- Your goal: Leave out every picture, and restate word for word only the lines from the one containing "Give me the" through the end of the material.

>> Start

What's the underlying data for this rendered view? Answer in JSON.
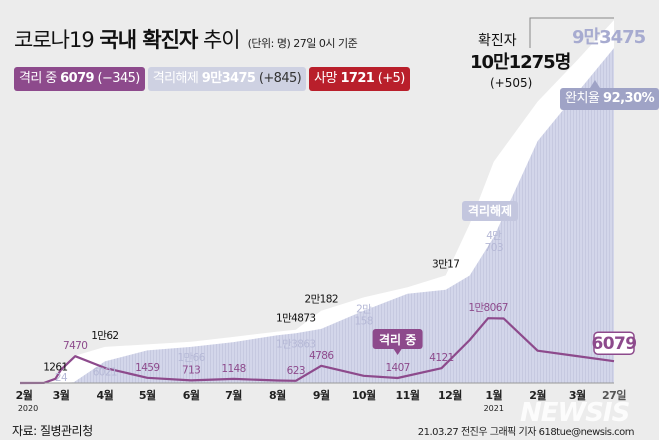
{
  "header": {
    "title_light": "코로나19",
    "title_bold": "국내 확진자",
    "title_tail": "추이",
    "unit": "(단위: 명) 27일 0시 기준"
  },
  "legend": {
    "isolating": {
      "label": "격리 중",
      "value": "6079",
      "change": "(−345)",
      "color": "#8d4a8c"
    },
    "released": {
      "label": "격리해제",
      "value": "9만3475",
      "change": "(+845)",
      "color": "#ced1e2"
    },
    "deaths": {
      "label": "사망",
      "value": "1721",
      "change": "(+5)",
      "color": "#b91f2b"
    }
  },
  "summary": {
    "confirmed_label": "확진자",
    "confirmed_value": "10만1275명",
    "confirmed_change": "(+505)",
    "released_value": "9만3475",
    "cure_rate_label": "완치율",
    "cure_rate_value": "92,30%"
  },
  "chart_data": {
    "type": "area",
    "x_ticks": [
      {
        "date": "2020-02-01",
        "label": "2월"
      },
      {
        "date": "2020-03-01",
        "label": "3월"
      },
      {
        "date": "2020-04-01",
        "label": "4월"
      },
      {
        "date": "2020-05-01",
        "label": "5월"
      },
      {
        "date": "2020-06-01",
        "label": "6월"
      },
      {
        "date": "2020-07-01",
        "label": "7월"
      },
      {
        "date": "2020-08-01",
        "label": "8월"
      },
      {
        "date": "2020-09-01",
        "label": "9월"
      },
      {
        "date": "2020-10-01",
        "label": "10월"
      },
      {
        "date": "2020-11-01",
        "label": "11월"
      },
      {
        "date": "2020-12-01",
        "label": "12월"
      },
      {
        "date": "2021-01-01",
        "label": "1월"
      },
      {
        "date": "2021-02-01",
        "label": "2월"
      },
      {
        "date": "2021-03-01",
        "label": "3월"
      },
      {
        "date": "2021-03-27",
        "label": "27일"
      }
    ],
    "year_labels": [
      {
        "date": "2020-02-01",
        "label": "2020"
      },
      {
        "date": "2021-01-01",
        "label": "2021"
      }
    ],
    "x_range": [
      "2020-02-01",
      "2021-03-27"
    ],
    "y_range": [
      0,
      101275
    ],
    "series": [
      {
        "key": "confirmed",
        "color": "#ffffff",
        "points": [
          [
            "2020-02-01",
            0
          ],
          [
            "2020-02-18",
            31
          ],
          [
            "2020-02-26",
            1261
          ],
          [
            "2020-03-01",
            3736
          ],
          [
            "2020-03-10",
            7513
          ],
          [
            "2020-04-01",
            10062
          ],
          [
            "2020-05-01",
            10774
          ],
          [
            "2020-06-01",
            11503
          ],
          [
            "2020-07-01",
            12850
          ],
          [
            "2020-08-01",
            14336
          ],
          [
            "2020-08-14",
            14873
          ],
          [
            "2020-09-01",
            20182
          ],
          [
            "2020-10-01",
            23889
          ],
          [
            "2020-11-01",
            26732
          ],
          [
            "2020-11-28",
            30017
          ],
          [
            "2020-12-15",
            44364
          ],
          [
            "2021-01-01",
            61769
          ],
          [
            "2021-02-01",
            78508
          ],
          [
            "2021-03-01",
            90029
          ],
          [
            "2021-03-27",
            101275
          ]
        ]
      },
      {
        "key": "released",
        "color": "#d3d6ea",
        "points": [
          [
            "2020-02-01",
            0
          ],
          [
            "2020-03-01",
            24
          ],
          [
            "2020-03-10",
            200
          ],
          [
            "2020-04-01",
            6021
          ],
          [
            "2020-05-01",
            9100
          ],
          [
            "2020-06-01",
            10066
          ],
          [
            "2020-07-01",
            11400
          ],
          [
            "2020-08-01",
            13300
          ],
          [
            "2020-08-14",
            13863
          ],
          [
            "2020-09-01",
            15100
          ],
          [
            "2020-10-01",
            20158
          ],
          [
            "2020-11-01",
            24900
          ],
          [
            "2020-11-28",
            26000
          ],
          [
            "2020-12-15",
            30000
          ],
          [
            "2021-01-01",
            40703
          ],
          [
            "2021-02-01",
            67500
          ],
          [
            "2021-03-01",
            81000
          ],
          [
            "2021-03-27",
            93475
          ]
        ]
      },
      {
        "key": "isolating",
        "color": "#8d4a8c",
        "points": [
          [
            "2020-02-01",
            0
          ],
          [
            "2020-02-18",
            19
          ],
          [
            "2020-02-26",
            1170
          ],
          [
            "2020-03-01",
            3700
          ],
          [
            "2020-03-11",
            7470
          ],
          [
            "2020-04-01",
            4200
          ],
          [
            "2020-05-01",
            1459
          ],
          [
            "2020-06-01",
            713
          ],
          [
            "2020-07-01",
            1148
          ],
          [
            "2020-08-01",
            700
          ],
          [
            "2020-08-14",
            623
          ],
          [
            "2020-09-01",
            4786
          ],
          [
            "2020-10-01",
            2000
          ],
          [
            "2020-10-25",
            1407
          ],
          [
            "2020-11-25",
            4121
          ],
          [
            "2020-12-15",
            12000
          ],
          [
            "2020-12-28",
            18067
          ],
          [
            "2021-01-08",
            18000
          ],
          [
            "2021-02-01",
            9000
          ],
          [
            "2021-03-01",
            7500
          ],
          [
            "2021-03-27",
            6079
          ]
        ]
      }
    ],
    "annotations": [
      {
        "series": "confirmed",
        "date": "2020-02-26",
        "text": "1261"
      },
      {
        "series": "confirmed",
        "date": "2020-04-01",
        "text": "1만62"
      },
      {
        "series": "confirmed",
        "date": "2020-08-14",
        "text": "1만4873"
      },
      {
        "series": "confirmed",
        "date": "2020-09-01",
        "text": "2만182"
      },
      {
        "series": "confirmed",
        "date": "2020-11-28",
        "text": "3만17"
      },
      {
        "series": "released",
        "date": "2020-03-01",
        "text": "24"
      },
      {
        "series": "released",
        "date": "2020-04-01",
        "text": "6021"
      },
      {
        "series": "released",
        "date": "2020-06-01",
        "text": "1만66"
      },
      {
        "series": "released",
        "date": "2020-08-14",
        "text": "1만3863"
      },
      {
        "series": "released",
        "date": "2020-10-01",
        "text": "2만\n158"
      },
      {
        "series": "released",
        "date": "2021-01-01",
        "text": "4만\n703"
      },
      {
        "series": "isolating",
        "date": "2020-03-11",
        "text": "7470"
      },
      {
        "series": "isolating",
        "date": "2020-05-01",
        "text": "1459"
      },
      {
        "series": "isolating",
        "date": "2020-06-01",
        "text": "713"
      },
      {
        "series": "isolating",
        "date": "2020-07-01",
        "text": "1148"
      },
      {
        "series": "isolating",
        "date": "2020-08-14",
        "text": "623"
      },
      {
        "series": "isolating",
        "date": "2020-09-01",
        "text": "4786"
      },
      {
        "series": "isolating",
        "date": "2020-10-25",
        "text": "1407"
      },
      {
        "series": "isolating",
        "date": "2020-11-25",
        "text": "4121"
      },
      {
        "series": "isolating",
        "date": "2020-12-28",
        "text": "1만8067"
      },
      {
        "series": "isolating",
        "date": "2021-03-27",
        "text": "6079"
      }
    ],
    "callouts": {
      "isolating": "격리 중",
      "released": "격리해제"
    }
  },
  "footer": {
    "source": "자료: 질병관리청",
    "credit": "21.03.27 전진우 그래픽 기자 618tue@newsis.com",
    "watermark": "NEWSIS"
  }
}
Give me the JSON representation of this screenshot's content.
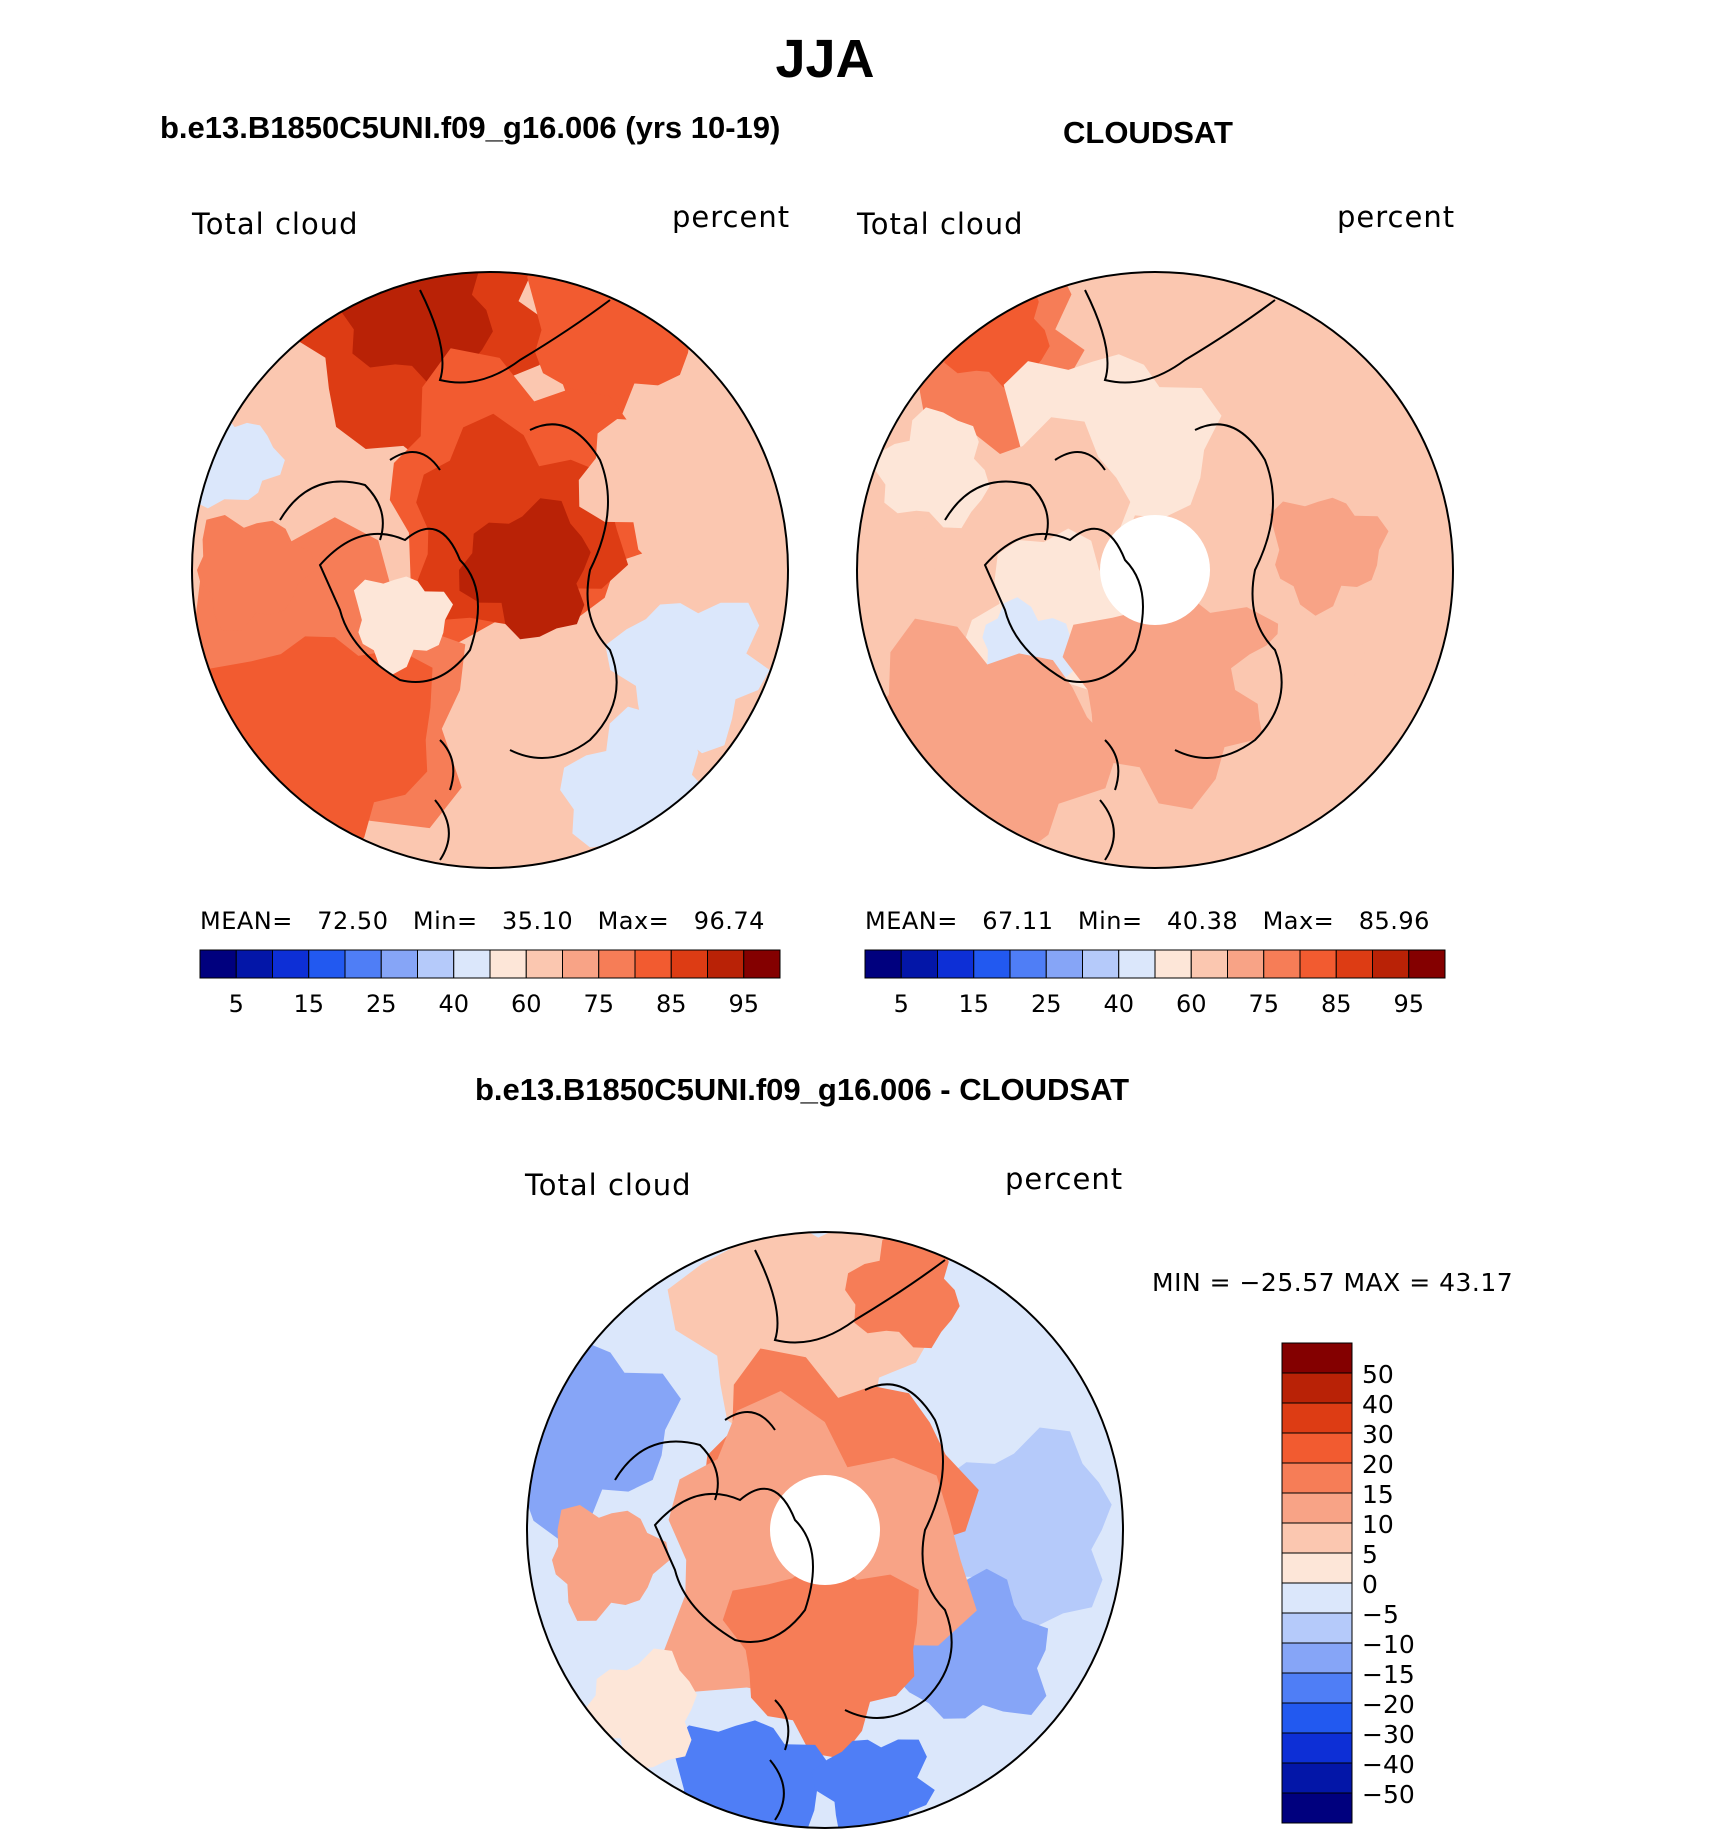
{
  "title": "JJA",
  "colors": {
    "scale": [
      "#00007e",
      "#0316a8",
      "#0d2fd6",
      "#2259f0",
      "#4f7ef6",
      "#86a5f7",
      "#b5cafa",
      "#dbe7fb",
      "#fde6d8",
      "#fbc7b0",
      "#f8a386",
      "#f67d57",
      "#f25b30",
      "#dd3c14",
      "#b92206",
      "#840000"
    ]
  },
  "panels": [
    {
      "title": "b.e13.B1850C5UNI.f09_g16.006 (yrs 10-19)",
      "variable": "Total cloud",
      "units": "percent",
      "stats": {
        "mean_label": "MEAN=",
        "mean": "72.50",
        "min_label": "Min=",
        "min": "35.10",
        "max_label": "Max=",
        "max": "96.74"
      },
      "colorbar_labels": [
        "5",
        "15",
        "25",
        "40",
        "60",
        "75",
        "85",
        "95"
      ]
    },
    {
      "title": "CLOUDSAT",
      "variable": "Total cloud",
      "units": "percent",
      "stats": {
        "mean_label": "MEAN=",
        "mean": "67.11",
        "min_label": "Min=",
        "min": "40.38",
        "max_label": "Max=",
        "max": "85.96"
      },
      "colorbar_labels": [
        "5",
        "15",
        "25",
        "40",
        "60",
        "75",
        "85",
        "95"
      ]
    }
  ],
  "difference": {
    "title": "b.e13.B1850C5UNI.f09_g16.006 - CLOUDSAT",
    "variable": "Total cloud",
    "units": "percent",
    "minmax": "MIN = −25.57 MAX =   43.17",
    "colorbar_labels": [
      "50",
      "40",
      "30",
      "20",
      "15",
      "10",
      "5",
      "0",
      "−5",
      "−10",
      "−15",
      "−20",
      "−30",
      "−40",
      "−50"
    ]
  }
}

>> End

- Task output:
Give me the JSON representation of this screenshot's content.
{
  "title": "JJA",
  "colors": {
    "scale": [
      "#00007e",
      "#0316a8",
      "#0d2fd6",
      "#2259f0",
      "#4f7ef6",
      "#86a5f7",
      "#b5cafa",
      "#dbe7fb",
      "#fde6d8",
      "#fbc7b0",
      "#f8a386",
      "#f67d57",
      "#f25b30",
      "#dd3c14",
      "#b92206",
      "#840000"
    ]
  },
  "panels": [
    {
      "title": "b.e13.B1850C5UNI.f09_g16.006 (yrs 10-19)",
      "variable": "Total cloud",
      "units": "percent",
      "stats": {
        "mean_label": "MEAN=",
        "mean": "72.50",
        "min_label": "Min=",
        "min": "35.10",
        "max_label": "Max=",
        "max": "96.74"
      },
      "colorbar_labels": [
        "5",
        "15",
        "25",
        "40",
        "60",
        "75",
        "85",
        "95"
      ]
    },
    {
      "title": "CLOUDSAT",
      "variable": "Total cloud",
      "units": "percent",
      "stats": {
        "mean_label": "MEAN=",
        "mean": "67.11",
        "min_label": "Min=",
        "min": "40.38",
        "max_label": "Max=",
        "max": "85.96"
      },
      "colorbar_labels": [
        "5",
        "15",
        "25",
        "40",
        "60",
        "75",
        "85",
        "95"
      ]
    }
  ],
  "difference": {
    "title": "b.e13.B1850C5UNI.f09_g16.006 - CLOUDSAT",
    "variable": "Total cloud",
    "units": "percent",
    "minmax": "MIN = −25.57 MAX =   43.17",
    "colorbar_labels": [
      "50",
      "40",
      "30",
      "20",
      "15",
      "10",
      "5",
      "0",
      "−5",
      "−10",
      "−15",
      "−20",
      "−30",
      "−40",
      "−50"
    ]
  }
}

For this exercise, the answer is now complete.